Explore the material »
- a) Name every person identified by name in the passage about the path into the news business.
- b) Carry the passage about the path into the news business forward from its final sentence.

Given passage »
-------

     But I did find the editorial page section known as Letters to The Editor -- and that played a large part in my ultimate entry into the news business (with, I repeat, The Vancouver Sun) late in the year 1947.

      AS ANY FAN OF LETTERS-TO-THE-EDITOR can tell you, the letters were, and still are, about almost any subject that might be in, or not in, the news, and they came from ordinary people, expressing their genuine concerns and interests. I remember becoming quite worked up over the injustices people often wrote about.
      The letters and my habit of reading them stimulated in me a continuing interest in public affairs, and I'd say provided me with the beginnings of a long-term education in public issues and politics. So, looking back, it seems only natural that I could do nothing other than one day make my living by writing about those things.

      ACTUALLY, FAMILY LORE WAS also at the root of my reporting ambitions. The story was that my paternal grandfather, Christopher Craigie Young, had been a reporter in about 1895 for The Glasgow Evening News. He died in March, 1910, aged 55, of tuberculosis. His death was registered by a nephew named J. Wilson, of 304 South Wellington St., Glasgow. The Lanark County Register of Deaths lists him as a journalist, widower of Grace McGill, formerly of Stirling, and son of the late William Young, "book canvasser." (My thanks here to son-in-law Eric Wickberg for his great research help on family history.)
      There are no family records detailing any news work Christopher Young did; I  never met him, of course, his death having occurred 19 years before I was born.

-------

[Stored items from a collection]

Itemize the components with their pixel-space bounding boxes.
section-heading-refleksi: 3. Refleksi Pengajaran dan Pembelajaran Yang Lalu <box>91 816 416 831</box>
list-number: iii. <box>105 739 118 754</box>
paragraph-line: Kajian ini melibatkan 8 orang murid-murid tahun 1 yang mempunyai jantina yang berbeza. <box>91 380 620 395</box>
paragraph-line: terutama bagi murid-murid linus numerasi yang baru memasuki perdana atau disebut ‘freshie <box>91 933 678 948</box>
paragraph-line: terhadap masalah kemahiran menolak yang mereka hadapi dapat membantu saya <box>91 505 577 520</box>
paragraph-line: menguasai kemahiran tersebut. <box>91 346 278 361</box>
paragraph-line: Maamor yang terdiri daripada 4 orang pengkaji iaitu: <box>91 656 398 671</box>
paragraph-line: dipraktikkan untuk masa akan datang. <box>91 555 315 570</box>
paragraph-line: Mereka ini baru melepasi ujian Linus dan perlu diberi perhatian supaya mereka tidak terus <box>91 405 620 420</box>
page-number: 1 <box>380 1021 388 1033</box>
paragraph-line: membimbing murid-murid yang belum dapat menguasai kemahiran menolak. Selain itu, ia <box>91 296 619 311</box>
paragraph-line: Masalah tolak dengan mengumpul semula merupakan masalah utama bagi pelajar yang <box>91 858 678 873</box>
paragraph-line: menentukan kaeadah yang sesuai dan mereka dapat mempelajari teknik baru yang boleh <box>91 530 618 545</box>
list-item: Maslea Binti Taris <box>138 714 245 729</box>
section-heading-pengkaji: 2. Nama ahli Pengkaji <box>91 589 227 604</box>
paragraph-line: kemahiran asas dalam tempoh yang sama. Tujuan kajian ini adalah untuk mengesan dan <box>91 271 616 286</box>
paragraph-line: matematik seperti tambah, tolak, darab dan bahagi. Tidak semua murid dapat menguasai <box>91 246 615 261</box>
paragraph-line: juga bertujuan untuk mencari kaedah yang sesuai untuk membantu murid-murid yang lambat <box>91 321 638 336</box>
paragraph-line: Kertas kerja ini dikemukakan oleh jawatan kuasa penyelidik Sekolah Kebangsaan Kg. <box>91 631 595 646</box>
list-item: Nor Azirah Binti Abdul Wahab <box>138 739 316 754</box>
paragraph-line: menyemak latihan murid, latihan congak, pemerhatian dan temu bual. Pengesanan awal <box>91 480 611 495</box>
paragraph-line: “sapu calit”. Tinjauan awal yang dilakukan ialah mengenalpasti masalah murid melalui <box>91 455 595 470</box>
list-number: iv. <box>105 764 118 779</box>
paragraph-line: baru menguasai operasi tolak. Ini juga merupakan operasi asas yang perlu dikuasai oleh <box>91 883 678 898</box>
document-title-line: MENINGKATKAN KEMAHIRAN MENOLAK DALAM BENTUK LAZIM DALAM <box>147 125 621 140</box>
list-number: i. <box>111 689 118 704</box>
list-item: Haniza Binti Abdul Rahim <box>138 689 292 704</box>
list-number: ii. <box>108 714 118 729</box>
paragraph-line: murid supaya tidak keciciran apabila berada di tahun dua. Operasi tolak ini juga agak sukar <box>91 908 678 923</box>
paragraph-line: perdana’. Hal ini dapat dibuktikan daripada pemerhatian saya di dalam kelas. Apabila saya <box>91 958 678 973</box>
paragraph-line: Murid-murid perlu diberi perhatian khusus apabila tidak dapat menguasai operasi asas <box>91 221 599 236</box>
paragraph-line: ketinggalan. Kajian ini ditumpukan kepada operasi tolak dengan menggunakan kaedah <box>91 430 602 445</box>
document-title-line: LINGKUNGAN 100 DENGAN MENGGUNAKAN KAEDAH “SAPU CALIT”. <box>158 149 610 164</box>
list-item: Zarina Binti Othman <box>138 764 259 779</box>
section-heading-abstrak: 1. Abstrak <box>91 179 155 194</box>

-------

Answers to this exercise »
- a) Christopher Craigie Young, J. Wilson, Grace McGill, William Young, Eric Wickberg

- b)
      STILL, I HAVE SOME GROUNDS for claiming at least a touch of news-scribbling genes. When I as a boy heard that story about Christopher Young I thought, "Wow, my grandfather was a newspaper reporter -- sounds exciting, lots of fun, glamorous, being right out there, where things are happening, meeting lots of interesting people, recording history as it happens.  Oh, I think I'd like to do that . . .Well, maybe, some day. . ."
      Grandfather Young is recorded in the death registry as having died of "Tuberculosis Phthisis." He was probably susceptible to TB, having suffered coal gas damage to his lungs practicing his reporting trade a few years earlier. That damage occurred when he went down into a Scottish coal mine to cover a disaster, and it no doubt shortened his life. I resolved that if I ever became a reporter I would do my best to take every possible safety precaution in covering anything like a mine disaster -- but, still, a reporter I thought I could be.
       As things turned out in my 43 years in news, I never came close to having to cover any mine disaster, coal or other. Just political disasters, I suppose I could say. And perhaps a little lung damage from too much hanging around smoke-filled rooms, to say nothing of spending excessive hours in hot- air-filled legislative chambers.

       IT SHOULD BE REMEMBERED that the early letters-to-the-editor I spoke of above appeared during the 1930s, when it seemed as if half the population couldn't get a regular job. Winter had its good points then, especially if it snowed a lot, because when snow and ice gummed up the B.C. Electric Railway Co. streetcar tracks (our only public transit system then, and it was a very good one), calls went out for temporary laborers to work at shovelling snow and ice away from the tracks.
      My father, who fell on hard times like many scores of thousands of other Canadians in The Great Depression, was one of those temporary snow-removal workers one winter. The pay was low, but it was better than "relief," a term which, by the way, has for many years been replaced by the word "welfare." I believe the intent of those who made the change, the swine, was to make poverty sound better. 
      It was a terrible period and it was to my recollection pretty well covered by The Sun. There were scandals in the "relief " administration, including suicide from exposure of bureaucratic swindling of relief funds, and all of that made for sensational headlines.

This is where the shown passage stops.